--- START ---

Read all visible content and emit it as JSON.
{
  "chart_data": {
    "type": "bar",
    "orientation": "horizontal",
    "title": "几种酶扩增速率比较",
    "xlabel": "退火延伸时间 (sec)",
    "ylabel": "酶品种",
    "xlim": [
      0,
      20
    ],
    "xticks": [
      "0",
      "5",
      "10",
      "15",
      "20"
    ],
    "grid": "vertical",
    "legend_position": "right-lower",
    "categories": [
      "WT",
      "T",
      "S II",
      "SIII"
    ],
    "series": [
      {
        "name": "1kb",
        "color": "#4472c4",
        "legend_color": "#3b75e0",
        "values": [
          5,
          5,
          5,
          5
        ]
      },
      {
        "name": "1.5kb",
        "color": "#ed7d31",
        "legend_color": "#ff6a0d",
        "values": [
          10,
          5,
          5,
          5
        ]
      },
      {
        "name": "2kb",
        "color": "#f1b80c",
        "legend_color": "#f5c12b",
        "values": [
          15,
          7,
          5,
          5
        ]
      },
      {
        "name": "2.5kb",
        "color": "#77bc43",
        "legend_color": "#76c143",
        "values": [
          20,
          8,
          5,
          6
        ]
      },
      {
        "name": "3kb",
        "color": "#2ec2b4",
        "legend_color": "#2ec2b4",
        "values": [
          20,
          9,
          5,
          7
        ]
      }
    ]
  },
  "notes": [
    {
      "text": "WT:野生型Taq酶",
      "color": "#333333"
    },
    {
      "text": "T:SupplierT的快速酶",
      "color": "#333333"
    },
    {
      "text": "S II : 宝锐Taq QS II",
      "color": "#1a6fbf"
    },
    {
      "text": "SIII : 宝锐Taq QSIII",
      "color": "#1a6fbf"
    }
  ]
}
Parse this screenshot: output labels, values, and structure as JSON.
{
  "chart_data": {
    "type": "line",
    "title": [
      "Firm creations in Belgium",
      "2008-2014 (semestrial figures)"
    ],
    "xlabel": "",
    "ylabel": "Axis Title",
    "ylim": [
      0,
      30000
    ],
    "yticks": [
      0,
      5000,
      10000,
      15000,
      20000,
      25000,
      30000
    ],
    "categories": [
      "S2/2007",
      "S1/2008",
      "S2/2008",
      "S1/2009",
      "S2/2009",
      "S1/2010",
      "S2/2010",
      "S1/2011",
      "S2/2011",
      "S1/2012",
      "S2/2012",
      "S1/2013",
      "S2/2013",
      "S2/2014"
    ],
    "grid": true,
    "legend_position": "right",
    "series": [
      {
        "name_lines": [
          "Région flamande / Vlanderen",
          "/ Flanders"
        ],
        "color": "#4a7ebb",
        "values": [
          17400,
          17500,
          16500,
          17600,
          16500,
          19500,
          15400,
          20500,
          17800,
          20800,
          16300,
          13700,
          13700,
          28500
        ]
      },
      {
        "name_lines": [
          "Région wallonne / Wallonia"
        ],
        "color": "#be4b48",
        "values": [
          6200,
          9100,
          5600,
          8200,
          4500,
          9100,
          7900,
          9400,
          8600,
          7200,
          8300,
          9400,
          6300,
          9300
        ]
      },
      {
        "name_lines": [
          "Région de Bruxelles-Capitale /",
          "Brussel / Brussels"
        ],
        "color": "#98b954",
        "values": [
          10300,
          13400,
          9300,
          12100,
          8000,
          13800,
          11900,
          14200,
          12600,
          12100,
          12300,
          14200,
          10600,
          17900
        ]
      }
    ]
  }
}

--- END ---

Challenge:
Restate each of the entries above verbatim.

Exercise output:
Read all visible content and emit it as JSON.
{
  "chart_data": {
    "type": "bar",
    "orientation": "horizontal",
    "title": "几种酶扩增速率比较",
    "xlabel": "退火延伸时间 (sec)",
    "ylabel": "酶品种",
    "xlim": [
      0,
      20
    ],
    "xticks": [
      "0",
      "5",
      "10",
      "15",
      "20"
    ],
    "grid": "vertical",
    "legend_position": "right-lower",
    "categories": [
      "WT",
      "T",
      "S II",
      "SIII"
    ],
    "series": [
      {
        "name": "1kb",
        "color": "#4472c4",
        "legend_color": "#3b75e0",
        "values": [
          5,
          5,
          5,
          5
        ]
      },
      {
        "name": "1.5kb",
        "color": "#ed7d31",
        "legend_color": "#ff6a0d",
        "values": [
          10,
          5,
          5,
          5
        ]
      },
      {
        "name": "2kb",
        "color": "#f1b80c",
        "legend_color": "#f5c12b",
        "values": [
          15,
          7,
          5,
          5
        ]
      },
      {
        "name": "2.5kb",
        "color": "#77bc43",
        "legend_color": "#76c143",
        "values": [
          20,
          8,
          5,
          6
        ]
      },
      {
        "name": "3kb",
        "color": "#2ec2b4",
        "legend_color": "#2ec2b4",
        "values": [
          20,
          9,
          5,
          7
        ]
      }
    ]
  },
  "notes": [
    {
      "text": "WT:野生型Taq酶",
      "color": "#333333"
    },
    {
      "text": "T:SupplierT的快速酶",
      "color": "#333333"
    },
    {
      "text": "S II : 宝锐Taq QS II",
      "color": "#1a6fbf"
    },
    {
      "text": "SIII : 宝锐Taq QSIII",
      "color": "#1a6fbf"
    }
  ]
}
Parse this screenshot: output labels, values, and structure as JSON.
{
  "chart_data": {
    "type": "line",
    "title": [
      "Firm creations in Belgium",
      "2008-2014 (semestrial figures)"
    ],
    "xlabel": "",
    "ylabel": "Axis Title",
    "ylim": [
      0,
      30000
    ],
    "yticks": [
      0,
      5000,
      10000,
      15000,
      20000,
      25000,
      30000
    ],
    "categories": [
      "S2/2007",
      "S1/2008",
      "S2/2008",
      "S1/2009",
      "S2/2009",
      "S1/2010",
      "S2/2010",
      "S1/2011",
      "S2/2011",
      "S1/2012",
      "S2/2012",
      "S1/2013",
      "S2/2013",
      "S2/2014"
    ],
    "grid": true,
    "legend_position": "right",
    "series": [
      {
        "name_lines": [
          "Région flamande / Vlanderen",
          "/ Flanders"
        ],
        "color": "#4a7ebb",
        "values": [
          17400,
          17500,
          16500,
          17600,
          16500,
          19500,
          15400,
          20500,
          17800,
          20800,
          16300,
          13700,
          13700,
          28500
        ]
      },
      {
        "name_lines": [
          "Région wallonne / Wallonia"
        ],
        "color": "#be4b48",
        "values": [
          6200,
          9100,
          5600,
          8200,
          4500,
          9100,
          7900,
          9400,
          8600,
          7200,
          8300,
          9400,
          6300,
          9300
        ]
      },
      {
        "name_lines": [
          "Région de Bruxelles-Capitale /",
          "Brussel / Brussels"
        ],
        "color": "#98b954",
        "values": [
          10300,
          13400,
          9300,
          12100,
          8000,
          13800,
          11900,
          14200,
          12600,
          12100,
          12300,
          14200,
          10600,
          17900
        ]
      }
    ]
  }
}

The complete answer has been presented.